__WRITTEN EXERCISE__. Put each of the lines below into a numbered list, omitting blank lines and leaving out the pictures.
_ _ _ _
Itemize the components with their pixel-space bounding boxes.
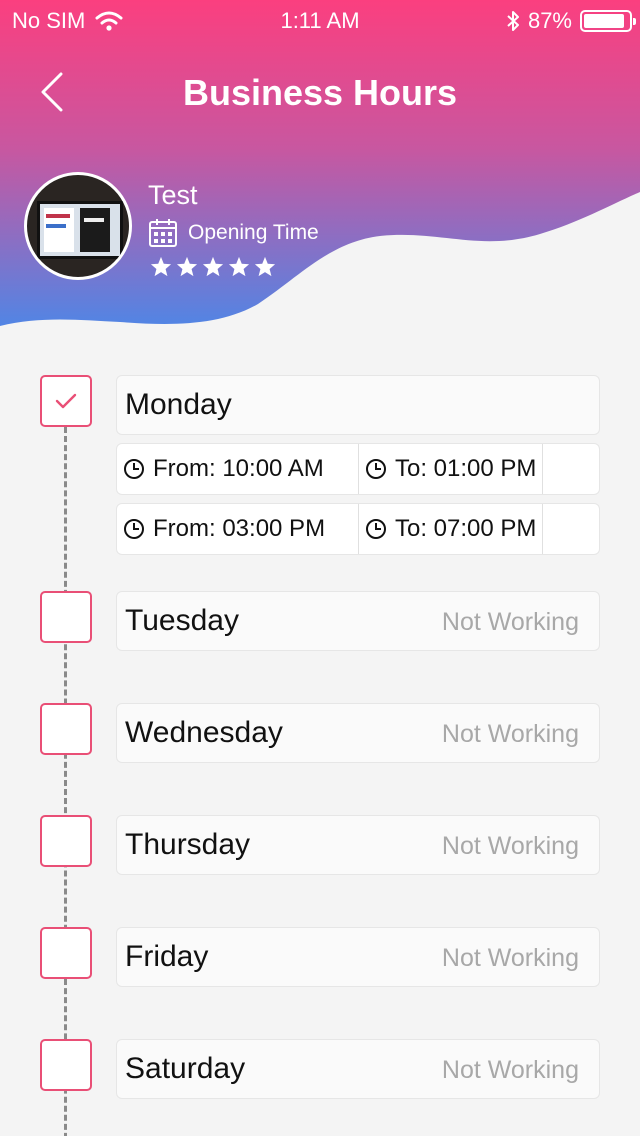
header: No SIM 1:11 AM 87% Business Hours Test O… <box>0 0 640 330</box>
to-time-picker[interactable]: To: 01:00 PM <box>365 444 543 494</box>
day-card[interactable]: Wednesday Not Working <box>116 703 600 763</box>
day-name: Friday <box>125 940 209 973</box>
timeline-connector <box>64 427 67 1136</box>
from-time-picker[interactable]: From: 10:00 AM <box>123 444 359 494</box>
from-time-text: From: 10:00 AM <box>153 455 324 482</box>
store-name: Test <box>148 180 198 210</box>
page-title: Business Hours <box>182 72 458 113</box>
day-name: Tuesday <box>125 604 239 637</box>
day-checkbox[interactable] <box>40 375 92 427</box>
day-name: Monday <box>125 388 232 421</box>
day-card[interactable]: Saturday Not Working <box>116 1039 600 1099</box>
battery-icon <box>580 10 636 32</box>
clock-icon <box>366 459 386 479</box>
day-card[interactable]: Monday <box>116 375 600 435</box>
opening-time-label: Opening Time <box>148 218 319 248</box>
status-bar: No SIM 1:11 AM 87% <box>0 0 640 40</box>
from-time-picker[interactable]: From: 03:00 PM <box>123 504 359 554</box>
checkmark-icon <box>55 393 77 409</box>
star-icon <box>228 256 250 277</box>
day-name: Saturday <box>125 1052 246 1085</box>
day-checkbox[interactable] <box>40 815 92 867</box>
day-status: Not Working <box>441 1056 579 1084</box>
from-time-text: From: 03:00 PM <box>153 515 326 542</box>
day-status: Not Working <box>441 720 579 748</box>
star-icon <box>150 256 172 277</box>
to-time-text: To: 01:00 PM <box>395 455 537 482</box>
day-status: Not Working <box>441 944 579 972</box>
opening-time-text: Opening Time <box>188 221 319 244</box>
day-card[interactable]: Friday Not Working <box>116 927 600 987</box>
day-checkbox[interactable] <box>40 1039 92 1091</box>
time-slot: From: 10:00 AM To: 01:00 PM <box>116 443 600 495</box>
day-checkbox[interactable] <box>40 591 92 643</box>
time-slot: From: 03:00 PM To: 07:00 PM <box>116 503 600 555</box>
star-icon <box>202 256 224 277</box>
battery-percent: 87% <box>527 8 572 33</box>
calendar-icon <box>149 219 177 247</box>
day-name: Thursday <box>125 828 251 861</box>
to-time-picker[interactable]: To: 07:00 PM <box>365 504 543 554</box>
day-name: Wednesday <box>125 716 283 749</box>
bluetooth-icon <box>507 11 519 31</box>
_ _ _ _
__RESULT OF THE TASK__.
1. Itemize the components with their pixel-space bounding boxes.
2. header: No SIM 1:11 AM 87% Business Hours Test O… <box>0 0 640 330</box>
3. to-time-picker[interactable]: To: 01:00 PM <box>365 444 543 494</box>
4. day-card[interactable]: Wednesday Not Working <box>116 703 600 763</box>
5. day-name: Friday <box>125 940 209 973</box>
6. timeline-connector <box>64 427 67 1136</box>
7. from-time-picker[interactable]: From: 10:00 AM <box>123 444 359 494</box>
8. from-time-text: From: 10:00 AM <box>153 455 324 482</box>
9. store-name: Test <box>148 180 198 210</box>
10. page-title: Business Hours <box>182 72 458 113</box>
11. day-name: Tuesday <box>125 604 239 637</box>
12. day-checkbox[interactable] <box>40 375 92 427</box>
13. day-name: Monday <box>125 388 232 421</box>
14. day-card[interactable]: Saturday Not Working <box>116 1039 600 1099</box>
15. battery-icon <box>580 10 636 32</box>
16. clock-icon <box>366 459 386 479</box>
17. day-card[interactable]: Monday <box>116 375 600 435</box>
18. opening-time-label: Opening Time <box>148 218 319 248</box>
19. status-bar: No SIM 1:11 AM 87% <box>0 0 640 40</box>
20. from-time-picker[interactable]: From: 03:00 PM <box>123 504 359 554</box>
21. checkmark-icon <box>55 393 77 409</box>
22. star-icon <box>228 256 250 277</box>
23. day-name: Saturday <box>125 1052 246 1085</box>
24. day-checkbox[interactable] <box>40 815 92 867</box>
25. day-status: Not Working <box>441 1056 579 1084</box>
26. from-time-text: From: 03:00 PM <box>153 515 326 542</box>
27. day-status: Not Working <box>441 720 579 748</box>
28. star-icon <box>150 256 172 277</box>
29. to-time-text: To: 01:00 PM <box>395 455 537 482</box>
30. day-status: Not Working <box>441 944 579 972</box>
31. opening-time-text: Opening Time <box>188 221 319 244</box>
32. day-card[interactable]: Friday Not Working <box>116 927 600 987</box>
33. day-checkbox[interactable] <box>40 1039 92 1091</box>
34. time-slot: From: 10:00 AM To: 01:00 PM <box>116 443 600 495</box>
35. day-checkbox[interactable] <box>40 591 92 643</box>
36. time-slot: From: 03:00 PM To: 07:00 PM <box>116 503 600 555</box>
37. star-icon <box>202 256 224 277</box>
38. battery-percent: 87% <box>527 8 572 33</box>
39. calendar-icon <box>149 219 177 247</box>
40. day-name: Thursday <box>125 828 251 861</box>
41. to-time-picker[interactable]: To: 07:00 PM <box>365 504 543 554</box>
42. day-name: Wednesday <box>125 716 283 749</box>
43. bluetooth-icon <box>507 11 519 31</box>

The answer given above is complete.